Task -
Retype every one of the following entries exactly as it stands.

Supplied records -
=-=-=

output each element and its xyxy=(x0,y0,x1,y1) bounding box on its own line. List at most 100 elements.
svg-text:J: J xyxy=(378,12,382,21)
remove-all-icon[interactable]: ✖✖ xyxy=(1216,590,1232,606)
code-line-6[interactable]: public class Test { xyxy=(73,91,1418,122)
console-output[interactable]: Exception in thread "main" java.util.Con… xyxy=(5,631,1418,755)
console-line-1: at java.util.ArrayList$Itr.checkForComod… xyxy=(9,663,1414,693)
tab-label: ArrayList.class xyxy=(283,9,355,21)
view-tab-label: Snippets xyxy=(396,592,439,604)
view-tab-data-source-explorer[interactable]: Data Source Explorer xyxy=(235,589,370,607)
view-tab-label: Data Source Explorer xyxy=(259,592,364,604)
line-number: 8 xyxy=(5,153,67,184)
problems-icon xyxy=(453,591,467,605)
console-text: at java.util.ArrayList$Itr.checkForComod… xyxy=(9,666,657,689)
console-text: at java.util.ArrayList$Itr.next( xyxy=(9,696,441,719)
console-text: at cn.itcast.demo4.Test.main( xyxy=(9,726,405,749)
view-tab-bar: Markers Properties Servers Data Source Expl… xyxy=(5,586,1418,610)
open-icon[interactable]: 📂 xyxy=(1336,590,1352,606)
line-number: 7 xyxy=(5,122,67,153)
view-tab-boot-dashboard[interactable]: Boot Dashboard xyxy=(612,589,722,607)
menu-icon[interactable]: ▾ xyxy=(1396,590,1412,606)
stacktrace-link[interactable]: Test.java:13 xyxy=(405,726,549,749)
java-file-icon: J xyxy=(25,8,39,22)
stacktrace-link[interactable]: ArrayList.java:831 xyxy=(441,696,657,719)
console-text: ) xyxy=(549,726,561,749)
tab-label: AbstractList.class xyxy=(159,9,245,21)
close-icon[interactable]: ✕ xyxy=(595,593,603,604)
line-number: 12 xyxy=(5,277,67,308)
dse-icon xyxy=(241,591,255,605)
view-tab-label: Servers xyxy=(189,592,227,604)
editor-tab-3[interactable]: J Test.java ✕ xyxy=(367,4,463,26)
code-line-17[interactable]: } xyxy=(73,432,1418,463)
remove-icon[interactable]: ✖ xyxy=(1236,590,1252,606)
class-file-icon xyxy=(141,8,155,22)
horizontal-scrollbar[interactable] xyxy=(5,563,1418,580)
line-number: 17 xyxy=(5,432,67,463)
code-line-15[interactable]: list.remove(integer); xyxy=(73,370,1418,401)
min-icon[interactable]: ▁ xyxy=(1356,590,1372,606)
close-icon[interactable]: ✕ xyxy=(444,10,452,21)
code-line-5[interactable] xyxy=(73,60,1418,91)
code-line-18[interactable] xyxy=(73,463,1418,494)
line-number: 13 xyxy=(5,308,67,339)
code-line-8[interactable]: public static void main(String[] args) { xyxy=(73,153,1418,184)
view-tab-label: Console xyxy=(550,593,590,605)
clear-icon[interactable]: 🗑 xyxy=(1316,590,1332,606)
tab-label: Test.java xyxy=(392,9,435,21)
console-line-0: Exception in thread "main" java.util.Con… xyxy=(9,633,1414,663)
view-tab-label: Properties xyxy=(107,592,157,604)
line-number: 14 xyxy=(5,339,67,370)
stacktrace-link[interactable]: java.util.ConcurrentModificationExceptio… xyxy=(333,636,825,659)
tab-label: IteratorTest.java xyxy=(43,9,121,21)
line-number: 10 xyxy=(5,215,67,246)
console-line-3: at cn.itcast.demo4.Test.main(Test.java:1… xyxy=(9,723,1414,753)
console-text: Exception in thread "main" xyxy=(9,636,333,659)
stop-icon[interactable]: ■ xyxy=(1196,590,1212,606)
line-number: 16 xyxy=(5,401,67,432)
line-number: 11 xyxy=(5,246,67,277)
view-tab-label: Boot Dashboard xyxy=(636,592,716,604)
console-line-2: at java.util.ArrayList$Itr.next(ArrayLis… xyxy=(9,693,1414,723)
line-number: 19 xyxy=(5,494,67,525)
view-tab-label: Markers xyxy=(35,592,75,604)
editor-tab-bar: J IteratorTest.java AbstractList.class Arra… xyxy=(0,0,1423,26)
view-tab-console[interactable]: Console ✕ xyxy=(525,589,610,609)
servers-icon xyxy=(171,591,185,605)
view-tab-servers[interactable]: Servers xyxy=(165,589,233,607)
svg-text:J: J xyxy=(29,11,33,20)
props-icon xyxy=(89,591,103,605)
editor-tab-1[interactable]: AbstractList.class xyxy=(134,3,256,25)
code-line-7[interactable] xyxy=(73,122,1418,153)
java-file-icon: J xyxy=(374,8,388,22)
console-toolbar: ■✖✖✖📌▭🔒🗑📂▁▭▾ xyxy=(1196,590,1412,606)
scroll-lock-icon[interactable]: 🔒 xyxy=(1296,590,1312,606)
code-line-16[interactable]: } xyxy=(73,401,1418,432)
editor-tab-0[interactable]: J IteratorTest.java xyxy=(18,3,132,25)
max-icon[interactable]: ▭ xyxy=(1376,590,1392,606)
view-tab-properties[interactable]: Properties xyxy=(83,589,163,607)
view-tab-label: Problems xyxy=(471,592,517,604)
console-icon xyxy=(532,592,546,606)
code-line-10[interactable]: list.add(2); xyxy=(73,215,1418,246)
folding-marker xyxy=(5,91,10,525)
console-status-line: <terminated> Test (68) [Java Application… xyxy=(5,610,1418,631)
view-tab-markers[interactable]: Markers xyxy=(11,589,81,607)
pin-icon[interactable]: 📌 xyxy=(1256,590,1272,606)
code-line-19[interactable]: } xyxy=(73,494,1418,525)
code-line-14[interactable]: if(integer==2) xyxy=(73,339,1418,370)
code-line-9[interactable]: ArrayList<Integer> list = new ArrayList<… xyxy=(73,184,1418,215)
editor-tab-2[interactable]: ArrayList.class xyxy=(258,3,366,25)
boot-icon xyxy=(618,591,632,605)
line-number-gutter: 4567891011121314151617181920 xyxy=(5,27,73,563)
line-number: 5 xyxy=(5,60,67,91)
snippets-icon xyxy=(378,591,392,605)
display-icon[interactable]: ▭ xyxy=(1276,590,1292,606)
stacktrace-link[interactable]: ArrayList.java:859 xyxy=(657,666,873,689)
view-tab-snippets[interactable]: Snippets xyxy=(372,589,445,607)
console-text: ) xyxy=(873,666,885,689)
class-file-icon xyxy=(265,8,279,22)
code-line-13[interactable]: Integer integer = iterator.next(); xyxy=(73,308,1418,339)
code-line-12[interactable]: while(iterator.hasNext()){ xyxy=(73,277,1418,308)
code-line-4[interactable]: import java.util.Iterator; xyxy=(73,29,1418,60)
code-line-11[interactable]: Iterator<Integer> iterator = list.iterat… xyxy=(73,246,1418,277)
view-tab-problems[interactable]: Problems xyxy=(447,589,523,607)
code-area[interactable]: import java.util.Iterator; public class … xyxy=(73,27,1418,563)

=-=-=

Result of the task -
output each element and its xyxy=(x0,y0,x1,y1) bounding box on its own line. List at most 100 elements.
svg-text:J: J xyxy=(378,12,382,21)
remove-all-icon[interactable]: ✖✖ xyxy=(1216,590,1232,606)
code-line-6[interactable]: public class Test { xyxy=(73,91,1418,122)
console-output[interactable]: Exception in thread "main" java.util.Con… xyxy=(5,631,1418,755)
console-line-1: at java.util.ArrayList$Itr.checkForComod… xyxy=(9,663,1414,693)
tab-label: ArrayList.class xyxy=(283,9,355,21)
view-tab-label: Snippets xyxy=(396,592,439,604)
view-tab-data-source-explorer[interactable]: Data Source Explorer xyxy=(235,589,370,607)
view-tab-label: Data Source Explorer xyxy=(259,592,364,604)
line-number: 8 xyxy=(5,153,67,184)
problems-icon xyxy=(453,591,467,605)
console-text: at java.util.ArrayList$Itr.checkForComod… xyxy=(9,666,657,689)
console-text: at java.util.ArrayList$Itr.next( xyxy=(9,696,441,719)
console-text: at cn.itcast.demo4.Test.main( xyxy=(9,726,405,749)
view-tab-bar: Markers Properties Servers Data Source Expl… xyxy=(5,586,1418,610)
open-icon[interactable]: 📂 xyxy=(1336,590,1352,606)
line-number: 7 xyxy=(5,122,67,153)
view-tab-boot-dashboard[interactable]: Boot Dashboard xyxy=(612,589,722,607)
menu-icon[interactable]: ▾ xyxy=(1396,590,1412,606)
stacktrace-link[interactable]: Test.java:13 xyxy=(405,726,549,749)
java-file-icon: J xyxy=(25,8,39,22)
stacktrace-link[interactable]: ArrayList.java:831 xyxy=(441,696,657,719)
console-text: ) xyxy=(549,726,561,749)
tab-label: AbstractList.class xyxy=(159,9,245,21)
close-icon[interactable]: ✕ xyxy=(595,593,603,604)
line-number: 12 xyxy=(5,277,67,308)
dse-icon xyxy=(241,591,255,605)
view-tab-label: Servers xyxy=(189,592,227,604)
editor-tab-3[interactable]: J Test.java ✕ xyxy=(367,4,463,26)
code-line-17[interactable]: } xyxy=(73,432,1418,463)
remove-icon[interactable]: ✖ xyxy=(1236,590,1252,606)
class-file-icon xyxy=(141,8,155,22)
horizontal-scrollbar[interactable] xyxy=(5,563,1418,580)
line-number: 17 xyxy=(5,432,67,463)
code-line-15[interactable]: list.remove(integer); xyxy=(73,370,1418,401)
min-icon[interactable]: ▁ xyxy=(1356,590,1372,606)
close-icon[interactable]: ✕ xyxy=(444,10,452,21)
code-line-5[interactable] xyxy=(73,60,1418,91)
code-line-18[interactable] xyxy=(73,463,1418,494)
line-number: 13 xyxy=(5,308,67,339)
code-line-8[interactable]: public static void main(String[] args) { xyxy=(73,153,1418,184)
view-tab-label: Console xyxy=(550,593,590,605)
clear-icon[interactable]: 🗑 xyxy=(1316,590,1332,606)
tab-label: Test.java xyxy=(392,9,435,21)
console-line-0: Exception in thread "main" java.util.Con… xyxy=(9,633,1414,663)
view-tab-label: Properties xyxy=(107,592,157,604)
line-number: 14 xyxy=(5,339,67,370)
stacktrace-link[interactable]: java.util.ConcurrentModificationExceptio… xyxy=(333,636,825,659)
tab-label: IteratorTest.java xyxy=(43,9,121,21)
line-number: 10 xyxy=(5,215,67,246)
console-line-3: at cn.itcast.demo4.Test.main(Test.java:1… xyxy=(9,723,1414,753)
console-text: Exception in thread "main" xyxy=(9,636,333,659)
stop-icon[interactable]: ■ xyxy=(1196,590,1212,606)
line-number: 16 xyxy=(5,401,67,432)
line-number: 11 xyxy=(5,246,67,277)
view-tab-label: Boot Dashboard xyxy=(636,592,716,604)
console-line-2: at java.util.ArrayList$Itr.next(ArrayLis… xyxy=(9,693,1414,723)
line-number: 19 xyxy=(5,494,67,525)
view-tab-label: Markers xyxy=(35,592,75,604)
editor-tab-bar: J IteratorTest.java AbstractList.class Arra… xyxy=(0,0,1423,26)
view-tab-console[interactable]: Console ✕ xyxy=(525,589,610,609)
servers-icon xyxy=(171,591,185,605)
view-tab-servers[interactable]: Servers xyxy=(165,589,233,607)
svg-text:J: J xyxy=(29,11,33,20)
props-icon xyxy=(89,591,103,605)
editor-tab-1[interactable]: AbstractList.class xyxy=(134,3,256,25)
code-line-7[interactable] xyxy=(73,122,1418,153)
java-file-icon: J xyxy=(374,8,388,22)
console-toolbar: ■✖✖✖📌▭🔒🗑📂▁▭▾ xyxy=(1196,590,1412,606)
scroll-lock-icon[interactable]: 🔒 xyxy=(1296,590,1312,606)
code-line-16[interactable]: } xyxy=(73,401,1418,432)
editor-tab-0[interactable]: J IteratorTest.java xyxy=(18,3,132,25)
max-icon[interactable]: ▭ xyxy=(1376,590,1392,606)
view-tab-properties[interactable]: Properties xyxy=(83,589,163,607)
view-tab-label: Problems xyxy=(471,592,517,604)
console-icon xyxy=(532,592,546,606)
code-line-10[interactable]: list.add(2); xyxy=(73,215,1418,246)
folding-marker xyxy=(5,91,10,525)
console-status-line: <terminated> Test (68) [Java Application… xyxy=(5,610,1418,631)
view-tab-markers[interactable]: Markers xyxy=(11,589,81,607)
pin-icon[interactable]: 📌 xyxy=(1256,590,1272,606)
code-line-19[interactable]: } xyxy=(73,494,1418,525)
code-line-14[interactable]: if(integer==2) xyxy=(73,339,1418,370)
code-line-9[interactable]: ArrayList<Integer> list = new ArrayList<… xyxy=(73,184,1418,215)
editor-tab-2[interactable]: ArrayList.class xyxy=(258,3,366,25)
boot-icon xyxy=(618,591,632,605)
line-number-gutter: 4567891011121314151617181920 xyxy=(5,27,73,563)
line-number: 5 xyxy=(5,60,67,91)
snippets-icon xyxy=(378,591,392,605)
display-icon[interactable]: ▭ xyxy=(1276,590,1292,606)
stacktrace-link[interactable]: ArrayList.java:859 xyxy=(657,666,873,689)
view-tab-snippets[interactable]: Snippets xyxy=(372,589,445,607)
console-text: ) xyxy=(873,666,885,689)
class-file-icon xyxy=(265,8,279,22)
code-line-13[interactable]: Integer integer = iterator.next(); xyxy=(73,308,1418,339)
code-line-12[interactable]: while(iterator.hasNext()){ xyxy=(73,277,1418,308)
code-line-4[interactable]: import java.util.Iterator; xyxy=(73,29,1418,60)
code-line-11[interactable]: Iterator<Integer> iterator = list.iterat… xyxy=(73,246,1418,277)
view-tab-problems[interactable]: Problems xyxy=(447,589,523,607)
code-area[interactable]: import java.util.Iterator; public class … xyxy=(73,27,1418,563)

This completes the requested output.